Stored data
# # #

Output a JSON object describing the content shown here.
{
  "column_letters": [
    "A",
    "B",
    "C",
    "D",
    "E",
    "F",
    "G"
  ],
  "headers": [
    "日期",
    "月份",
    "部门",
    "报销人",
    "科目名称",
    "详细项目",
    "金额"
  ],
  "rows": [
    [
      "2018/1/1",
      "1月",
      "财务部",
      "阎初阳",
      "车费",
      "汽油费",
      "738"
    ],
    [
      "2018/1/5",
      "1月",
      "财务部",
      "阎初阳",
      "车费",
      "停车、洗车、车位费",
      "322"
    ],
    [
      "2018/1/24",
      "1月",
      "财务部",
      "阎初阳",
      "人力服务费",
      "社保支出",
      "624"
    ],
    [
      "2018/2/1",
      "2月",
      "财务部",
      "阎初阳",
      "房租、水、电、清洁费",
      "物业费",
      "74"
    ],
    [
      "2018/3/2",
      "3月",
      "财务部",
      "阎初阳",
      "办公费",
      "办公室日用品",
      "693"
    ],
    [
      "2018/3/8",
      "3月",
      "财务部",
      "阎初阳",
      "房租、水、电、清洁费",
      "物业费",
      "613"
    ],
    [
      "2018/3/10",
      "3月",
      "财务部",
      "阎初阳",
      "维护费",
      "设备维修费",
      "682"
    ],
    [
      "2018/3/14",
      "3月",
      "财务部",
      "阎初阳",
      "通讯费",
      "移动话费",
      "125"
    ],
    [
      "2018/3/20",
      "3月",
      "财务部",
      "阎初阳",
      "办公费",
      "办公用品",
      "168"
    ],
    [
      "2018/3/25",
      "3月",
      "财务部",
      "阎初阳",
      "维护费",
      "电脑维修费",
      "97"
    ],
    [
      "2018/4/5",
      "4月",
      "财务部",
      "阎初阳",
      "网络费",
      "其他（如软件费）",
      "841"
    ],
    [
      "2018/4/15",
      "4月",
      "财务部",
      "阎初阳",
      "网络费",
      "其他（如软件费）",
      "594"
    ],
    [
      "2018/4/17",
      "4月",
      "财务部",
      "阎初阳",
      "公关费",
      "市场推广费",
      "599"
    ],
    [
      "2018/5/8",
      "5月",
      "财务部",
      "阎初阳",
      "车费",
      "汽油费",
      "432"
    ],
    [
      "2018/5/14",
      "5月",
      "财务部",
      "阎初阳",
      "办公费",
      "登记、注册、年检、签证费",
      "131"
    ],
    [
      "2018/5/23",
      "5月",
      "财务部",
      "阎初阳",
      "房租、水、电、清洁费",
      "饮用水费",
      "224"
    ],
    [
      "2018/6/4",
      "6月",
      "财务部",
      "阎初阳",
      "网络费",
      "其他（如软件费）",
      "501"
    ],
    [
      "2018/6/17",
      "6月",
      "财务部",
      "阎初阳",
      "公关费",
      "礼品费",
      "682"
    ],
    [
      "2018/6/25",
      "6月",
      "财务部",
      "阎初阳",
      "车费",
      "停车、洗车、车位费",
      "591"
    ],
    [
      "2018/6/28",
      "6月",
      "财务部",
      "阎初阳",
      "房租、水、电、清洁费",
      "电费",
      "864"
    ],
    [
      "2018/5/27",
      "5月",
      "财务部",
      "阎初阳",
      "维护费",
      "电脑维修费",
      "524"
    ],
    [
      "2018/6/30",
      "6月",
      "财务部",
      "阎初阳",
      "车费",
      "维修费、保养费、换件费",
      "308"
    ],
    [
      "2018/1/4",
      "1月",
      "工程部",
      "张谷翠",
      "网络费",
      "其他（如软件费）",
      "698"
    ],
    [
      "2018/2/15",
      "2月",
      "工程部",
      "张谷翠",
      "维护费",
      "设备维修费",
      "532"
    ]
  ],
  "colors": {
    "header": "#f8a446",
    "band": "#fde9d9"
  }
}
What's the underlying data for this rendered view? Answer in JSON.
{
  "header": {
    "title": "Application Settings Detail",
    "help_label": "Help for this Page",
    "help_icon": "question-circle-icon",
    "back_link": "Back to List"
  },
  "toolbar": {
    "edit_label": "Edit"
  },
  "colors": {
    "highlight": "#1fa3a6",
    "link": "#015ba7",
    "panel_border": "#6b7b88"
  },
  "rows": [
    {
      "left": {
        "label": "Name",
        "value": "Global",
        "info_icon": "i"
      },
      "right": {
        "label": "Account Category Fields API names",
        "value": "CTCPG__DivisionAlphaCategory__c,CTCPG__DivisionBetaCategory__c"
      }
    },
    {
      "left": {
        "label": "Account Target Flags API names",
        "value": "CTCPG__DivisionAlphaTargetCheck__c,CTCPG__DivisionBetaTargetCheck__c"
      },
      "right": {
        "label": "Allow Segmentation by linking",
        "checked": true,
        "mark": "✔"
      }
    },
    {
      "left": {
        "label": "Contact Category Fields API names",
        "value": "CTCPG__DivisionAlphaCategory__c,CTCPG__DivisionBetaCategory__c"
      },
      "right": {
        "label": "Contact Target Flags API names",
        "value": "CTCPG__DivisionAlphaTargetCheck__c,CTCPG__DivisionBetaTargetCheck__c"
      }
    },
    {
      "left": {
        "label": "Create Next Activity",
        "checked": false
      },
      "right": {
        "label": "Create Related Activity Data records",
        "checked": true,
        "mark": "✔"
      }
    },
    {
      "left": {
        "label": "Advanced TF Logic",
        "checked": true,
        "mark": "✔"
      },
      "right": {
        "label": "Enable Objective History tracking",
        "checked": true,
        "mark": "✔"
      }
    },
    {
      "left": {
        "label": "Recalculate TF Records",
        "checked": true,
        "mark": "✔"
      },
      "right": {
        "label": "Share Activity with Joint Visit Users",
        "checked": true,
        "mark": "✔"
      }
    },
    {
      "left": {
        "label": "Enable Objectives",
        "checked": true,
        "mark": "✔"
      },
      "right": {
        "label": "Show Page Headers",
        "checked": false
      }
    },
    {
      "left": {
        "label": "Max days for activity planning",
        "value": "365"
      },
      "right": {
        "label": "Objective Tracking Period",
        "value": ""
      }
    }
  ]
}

# # #

Problem statement:
Search the data for "Account". Copy every line that has it.

Reply:
        "label": "Account Category Fields API names",
        "label": "Account Target Flags API names",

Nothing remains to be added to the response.